Directions: In the listing below, identify each line with the word "required" and return those lines.

(A run of records)
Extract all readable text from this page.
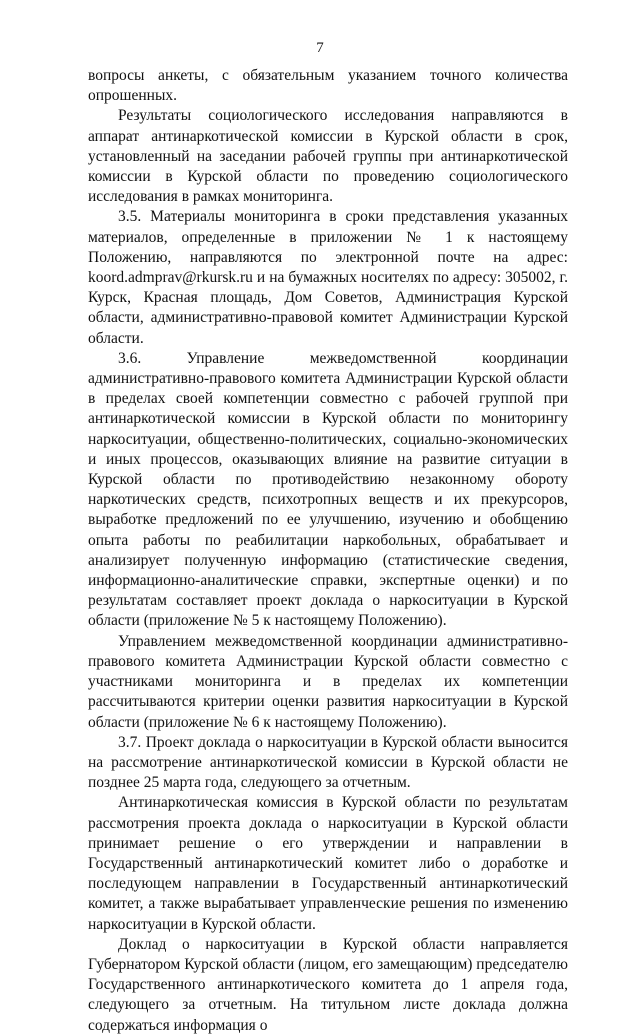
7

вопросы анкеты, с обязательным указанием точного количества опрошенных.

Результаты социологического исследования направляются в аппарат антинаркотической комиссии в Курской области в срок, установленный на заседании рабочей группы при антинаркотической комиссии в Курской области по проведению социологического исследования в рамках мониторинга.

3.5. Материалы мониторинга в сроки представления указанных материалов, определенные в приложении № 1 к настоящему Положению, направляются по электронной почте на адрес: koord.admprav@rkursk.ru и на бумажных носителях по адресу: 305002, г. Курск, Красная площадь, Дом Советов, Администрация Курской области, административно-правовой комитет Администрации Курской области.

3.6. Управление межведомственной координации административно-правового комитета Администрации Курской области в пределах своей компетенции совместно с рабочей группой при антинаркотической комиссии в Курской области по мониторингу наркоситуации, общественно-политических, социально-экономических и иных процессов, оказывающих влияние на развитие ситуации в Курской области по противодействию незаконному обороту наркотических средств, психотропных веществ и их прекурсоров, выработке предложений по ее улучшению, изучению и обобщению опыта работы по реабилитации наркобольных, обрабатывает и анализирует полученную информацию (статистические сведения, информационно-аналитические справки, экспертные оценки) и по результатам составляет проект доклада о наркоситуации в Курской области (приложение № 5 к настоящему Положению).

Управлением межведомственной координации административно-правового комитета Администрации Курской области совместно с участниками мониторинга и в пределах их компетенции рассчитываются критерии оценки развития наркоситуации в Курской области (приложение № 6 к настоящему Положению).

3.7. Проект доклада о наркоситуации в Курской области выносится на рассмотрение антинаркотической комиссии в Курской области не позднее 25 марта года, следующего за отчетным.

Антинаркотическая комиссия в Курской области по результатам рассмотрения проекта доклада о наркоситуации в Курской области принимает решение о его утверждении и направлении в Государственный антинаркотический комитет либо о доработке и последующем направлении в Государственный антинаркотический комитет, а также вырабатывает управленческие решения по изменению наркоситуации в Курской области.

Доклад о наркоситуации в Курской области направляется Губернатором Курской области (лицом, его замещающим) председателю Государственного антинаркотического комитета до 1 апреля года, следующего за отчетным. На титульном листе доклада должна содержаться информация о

* * *

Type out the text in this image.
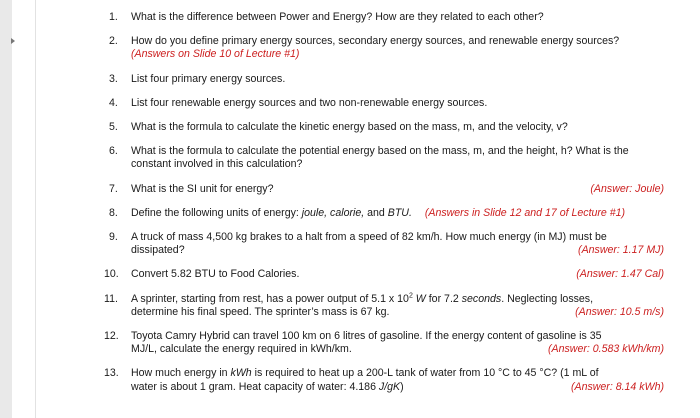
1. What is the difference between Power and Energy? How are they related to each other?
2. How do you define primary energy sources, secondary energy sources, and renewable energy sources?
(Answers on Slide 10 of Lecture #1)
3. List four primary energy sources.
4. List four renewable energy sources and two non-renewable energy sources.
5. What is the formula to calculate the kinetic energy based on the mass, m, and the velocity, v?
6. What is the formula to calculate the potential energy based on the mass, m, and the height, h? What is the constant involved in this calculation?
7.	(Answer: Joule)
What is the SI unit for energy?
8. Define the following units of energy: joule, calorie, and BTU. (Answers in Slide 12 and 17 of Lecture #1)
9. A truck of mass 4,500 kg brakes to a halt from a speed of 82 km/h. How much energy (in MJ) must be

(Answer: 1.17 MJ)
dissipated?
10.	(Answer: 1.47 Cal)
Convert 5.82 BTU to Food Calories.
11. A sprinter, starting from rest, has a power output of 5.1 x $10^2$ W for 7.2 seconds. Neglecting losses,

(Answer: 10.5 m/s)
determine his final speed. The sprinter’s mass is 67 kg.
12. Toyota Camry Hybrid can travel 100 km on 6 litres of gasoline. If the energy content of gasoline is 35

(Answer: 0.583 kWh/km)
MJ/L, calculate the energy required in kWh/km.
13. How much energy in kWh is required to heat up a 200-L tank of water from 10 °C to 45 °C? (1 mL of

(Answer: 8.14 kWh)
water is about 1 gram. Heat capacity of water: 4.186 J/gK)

Exercise result:
MJ/L, calculate the energy required in kWh/km.
13. How much energy in kWh is required to heat up a 200-L tank of water from 10 °C to 45 °C? (1 mL of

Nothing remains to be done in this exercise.